設問 -
a) 展示資料解説について、次の問いに答えよ。
(i) 作品の制作時期はいつ頃か。
(ii) 冨士三十六景シリーズは全部で何部か。
(iii) 画面の手前に描かれている茶屋は何と呼ばれるか。
b) 展示資料解説のうち、「歌川広重 冨士三十六景 相模七里が浜」から「可し」などの札が見られます。」までをすべて、そのまま繰り返して書き写せ。

原文抜粋 -
◇ ◇ ◇
展示資料解説

歌川広重 冨士三十六景 相模七里が浜
資料名 冨士三十六景 相模七里か浜
分類 七里ヶ浜から遠景に江の島を描いた作品
作者 歌川 広重
時代 江戸
形態・用途 書画
場所 江の島
解説
大判縦1枚 縦34.0 横22.3
制作時期:安政5年(1858)4月頃。板元:蔦吉
広重の最晩年に制作されたシリーズの一つとして有名な作品です。冨士三十六景シリーズは三亭春馬の目録付で全部で37部となり、江戸南伝馬町の蔦屋吉蔵から上梓(じょうし)されたもので、安政5年4月に改印を受け翌年に刊行されています。広重の富士に取材した揃物は、嘉永5年12月改印の「不二三十六景」の揃があるにすぎません。そのどちらもあの有名な「冨嶽三十六景」の北斎の死後に刊行されていることは、彼が北斎に敬意を表し、また遠慮したようにも思えます。この画面は江の島と富士、七里ガ浜を望む袖ヶ浦あたりです。手前に描かれている茶屋は「出口の茶屋」と呼ばれ、天保9年頃の紀行文『冨士大山道中雑記附江之嶋鎌倉』にも「袖ヶ浦茶屋有、此所にて鎌倉絵図并名所記等商ふ茶屋の婦人、絵図講釈を致す」と記されています。茶店の軒先には「蔦吉」、「日本はし」、「魚可し」などの札が見られます。
◇ ◇ ◇
データ一覧 -
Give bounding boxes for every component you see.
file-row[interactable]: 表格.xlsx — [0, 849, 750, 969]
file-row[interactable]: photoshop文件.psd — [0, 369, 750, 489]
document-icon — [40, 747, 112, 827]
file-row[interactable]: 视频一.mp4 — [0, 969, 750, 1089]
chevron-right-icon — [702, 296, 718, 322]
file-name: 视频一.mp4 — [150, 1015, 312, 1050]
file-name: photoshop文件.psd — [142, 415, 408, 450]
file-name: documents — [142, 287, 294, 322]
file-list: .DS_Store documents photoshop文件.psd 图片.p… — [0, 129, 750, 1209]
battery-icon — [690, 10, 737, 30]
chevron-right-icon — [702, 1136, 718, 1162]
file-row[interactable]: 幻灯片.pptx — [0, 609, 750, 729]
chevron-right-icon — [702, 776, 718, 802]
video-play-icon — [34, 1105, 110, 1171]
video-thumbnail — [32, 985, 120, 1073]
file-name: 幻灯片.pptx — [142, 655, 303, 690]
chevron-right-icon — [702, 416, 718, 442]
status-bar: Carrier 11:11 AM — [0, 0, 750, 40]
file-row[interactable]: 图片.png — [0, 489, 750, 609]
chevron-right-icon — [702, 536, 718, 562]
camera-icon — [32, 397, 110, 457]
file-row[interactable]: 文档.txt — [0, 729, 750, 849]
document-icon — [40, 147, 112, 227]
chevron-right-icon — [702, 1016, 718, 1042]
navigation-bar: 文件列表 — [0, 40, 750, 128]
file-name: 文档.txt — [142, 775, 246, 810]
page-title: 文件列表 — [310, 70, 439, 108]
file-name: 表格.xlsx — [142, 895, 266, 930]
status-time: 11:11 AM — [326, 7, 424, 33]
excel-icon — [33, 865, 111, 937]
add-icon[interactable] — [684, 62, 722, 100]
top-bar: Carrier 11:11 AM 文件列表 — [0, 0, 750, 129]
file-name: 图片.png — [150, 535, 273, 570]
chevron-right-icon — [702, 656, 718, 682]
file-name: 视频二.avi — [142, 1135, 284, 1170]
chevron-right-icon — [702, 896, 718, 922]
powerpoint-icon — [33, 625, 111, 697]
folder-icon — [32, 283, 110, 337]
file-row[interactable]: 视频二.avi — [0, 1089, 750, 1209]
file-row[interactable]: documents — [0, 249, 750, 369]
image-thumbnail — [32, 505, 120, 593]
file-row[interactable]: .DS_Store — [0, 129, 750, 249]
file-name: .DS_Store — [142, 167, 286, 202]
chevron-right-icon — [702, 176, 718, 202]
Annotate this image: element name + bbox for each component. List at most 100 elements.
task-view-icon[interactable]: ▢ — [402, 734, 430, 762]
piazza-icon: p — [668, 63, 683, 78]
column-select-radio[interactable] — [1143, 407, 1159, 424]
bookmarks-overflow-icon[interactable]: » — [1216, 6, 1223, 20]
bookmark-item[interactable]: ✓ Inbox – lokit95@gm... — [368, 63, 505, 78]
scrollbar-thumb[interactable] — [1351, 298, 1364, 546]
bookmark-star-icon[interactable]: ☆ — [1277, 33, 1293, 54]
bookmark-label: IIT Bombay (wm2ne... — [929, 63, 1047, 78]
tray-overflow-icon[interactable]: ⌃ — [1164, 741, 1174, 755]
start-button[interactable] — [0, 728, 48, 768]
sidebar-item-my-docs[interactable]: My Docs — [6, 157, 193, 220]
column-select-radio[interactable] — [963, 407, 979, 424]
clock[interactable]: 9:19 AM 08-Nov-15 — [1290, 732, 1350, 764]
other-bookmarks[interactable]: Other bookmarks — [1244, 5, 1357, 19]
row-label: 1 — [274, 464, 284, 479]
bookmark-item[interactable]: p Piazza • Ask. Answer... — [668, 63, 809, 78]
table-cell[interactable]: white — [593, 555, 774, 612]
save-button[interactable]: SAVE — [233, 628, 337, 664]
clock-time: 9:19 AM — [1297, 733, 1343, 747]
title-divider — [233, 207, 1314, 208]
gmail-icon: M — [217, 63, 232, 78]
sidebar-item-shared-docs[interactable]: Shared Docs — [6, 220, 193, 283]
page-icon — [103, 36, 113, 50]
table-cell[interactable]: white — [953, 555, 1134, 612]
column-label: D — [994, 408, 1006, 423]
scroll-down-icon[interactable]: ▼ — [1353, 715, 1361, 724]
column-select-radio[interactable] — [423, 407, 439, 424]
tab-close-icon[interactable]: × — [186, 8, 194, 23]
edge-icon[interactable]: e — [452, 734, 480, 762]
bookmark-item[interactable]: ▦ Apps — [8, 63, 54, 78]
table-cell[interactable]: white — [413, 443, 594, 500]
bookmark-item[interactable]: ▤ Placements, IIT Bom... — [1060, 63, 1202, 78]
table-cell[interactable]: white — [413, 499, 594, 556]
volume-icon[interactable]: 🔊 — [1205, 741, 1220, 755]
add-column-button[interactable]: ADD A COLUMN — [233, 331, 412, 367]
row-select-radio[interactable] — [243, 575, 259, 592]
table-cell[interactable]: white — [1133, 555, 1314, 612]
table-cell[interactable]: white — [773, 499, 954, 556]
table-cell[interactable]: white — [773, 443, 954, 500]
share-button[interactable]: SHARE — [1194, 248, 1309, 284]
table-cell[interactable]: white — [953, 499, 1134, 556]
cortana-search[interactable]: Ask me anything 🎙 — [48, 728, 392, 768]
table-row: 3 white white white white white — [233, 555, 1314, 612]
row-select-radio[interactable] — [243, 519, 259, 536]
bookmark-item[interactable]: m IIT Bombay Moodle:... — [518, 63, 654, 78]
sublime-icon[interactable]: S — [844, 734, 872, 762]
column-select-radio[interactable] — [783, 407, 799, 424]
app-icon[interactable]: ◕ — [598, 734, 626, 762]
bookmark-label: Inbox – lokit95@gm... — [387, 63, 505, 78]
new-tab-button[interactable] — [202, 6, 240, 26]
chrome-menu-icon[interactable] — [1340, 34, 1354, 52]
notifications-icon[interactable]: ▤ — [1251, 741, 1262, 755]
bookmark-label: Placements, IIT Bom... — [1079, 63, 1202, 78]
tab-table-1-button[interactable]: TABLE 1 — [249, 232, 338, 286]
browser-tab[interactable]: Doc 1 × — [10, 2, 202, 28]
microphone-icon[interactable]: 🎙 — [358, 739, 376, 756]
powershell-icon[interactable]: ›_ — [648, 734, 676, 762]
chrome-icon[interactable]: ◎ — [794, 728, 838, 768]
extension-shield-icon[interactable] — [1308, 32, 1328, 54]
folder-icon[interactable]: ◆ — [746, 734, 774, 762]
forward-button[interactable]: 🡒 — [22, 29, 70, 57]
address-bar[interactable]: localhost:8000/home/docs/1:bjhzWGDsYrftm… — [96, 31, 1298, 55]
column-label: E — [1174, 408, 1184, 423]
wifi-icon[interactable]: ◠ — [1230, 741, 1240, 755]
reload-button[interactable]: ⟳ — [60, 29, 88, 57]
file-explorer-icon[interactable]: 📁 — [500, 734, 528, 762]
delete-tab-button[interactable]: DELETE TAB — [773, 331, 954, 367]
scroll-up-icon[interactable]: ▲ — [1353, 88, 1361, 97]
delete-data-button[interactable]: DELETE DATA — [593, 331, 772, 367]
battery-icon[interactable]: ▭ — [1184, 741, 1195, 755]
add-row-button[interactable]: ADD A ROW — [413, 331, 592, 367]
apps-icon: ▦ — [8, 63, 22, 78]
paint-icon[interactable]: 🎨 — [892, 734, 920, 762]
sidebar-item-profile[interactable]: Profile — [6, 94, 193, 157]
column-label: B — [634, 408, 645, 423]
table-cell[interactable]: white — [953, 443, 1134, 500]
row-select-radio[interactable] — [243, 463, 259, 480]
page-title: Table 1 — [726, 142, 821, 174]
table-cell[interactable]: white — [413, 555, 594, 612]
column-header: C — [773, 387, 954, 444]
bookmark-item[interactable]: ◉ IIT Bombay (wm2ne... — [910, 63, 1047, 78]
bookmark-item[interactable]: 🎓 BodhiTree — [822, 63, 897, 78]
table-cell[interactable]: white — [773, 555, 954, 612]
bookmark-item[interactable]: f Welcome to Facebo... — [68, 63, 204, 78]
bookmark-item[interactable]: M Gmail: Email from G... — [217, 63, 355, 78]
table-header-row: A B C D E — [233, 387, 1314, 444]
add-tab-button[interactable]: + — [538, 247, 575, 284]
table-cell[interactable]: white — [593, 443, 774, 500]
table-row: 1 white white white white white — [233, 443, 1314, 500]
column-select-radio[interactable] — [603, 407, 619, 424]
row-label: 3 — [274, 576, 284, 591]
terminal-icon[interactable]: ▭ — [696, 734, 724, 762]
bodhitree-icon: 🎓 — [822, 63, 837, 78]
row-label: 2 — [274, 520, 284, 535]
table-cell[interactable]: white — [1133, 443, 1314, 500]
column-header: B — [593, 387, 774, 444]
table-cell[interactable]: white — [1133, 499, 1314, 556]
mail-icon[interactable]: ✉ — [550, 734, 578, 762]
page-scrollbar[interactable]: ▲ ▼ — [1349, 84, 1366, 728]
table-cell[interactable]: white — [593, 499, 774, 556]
◇ ◇ ◇
解答 -
a)
(i) 安政5年(1858)4月頃
(ii) 37部
(iii) 「出口の茶屋」

b)
歌川広重 冨士三十六景 相模七里が浜
資料名 冨士三十六景 相模七里か浜
分類 七里ヶ浜から遠景に江の島を描いた作品
作者 歌川 広重
時代 江戸
形態・用途 書画
場所 江の島
解説
大判縦1枚 縦34.0 横22.3
制作時期:安政5年(1858)4月頃。板元:蔦吉
広重の最晩年に制作されたシリーズの一つとして有名な作品です。冨士三十六景シリーズは三亭春馬の目録付で全部で37部となり、江戸南伝馬町の蔦屋吉蔵から上梓(じょうし)されたもので、安政5年4月に改印を受け翌年に刊行されています。広重の富士に取材した揃物は、嘉永5年12月改印の「不二三十六景」の揃があるにすぎません。そのどちらもあの有名な「冨嶽三十六景」の北斎の死後に刊行されていることは、彼が北斎に敬意を表し、また遠慮したようにも思えます。この画面は江の島と富士、七里ガ浜を望む袖ヶ浦あたりです。手前に描かれている茶屋は「出口の茶屋」と呼ばれ、天保9年頃の紀行文『冨士大山道中雑記附江之嶋鎌倉』にも「袖ヶ浦茶屋有、此所にて鎌倉絵図并名所記等商ふ茶屋の婦人、絵図講釈を致す」と記されています。茶店の軒先には「蔦吉」、「日本はし」、「魚可し」などの札が見られます。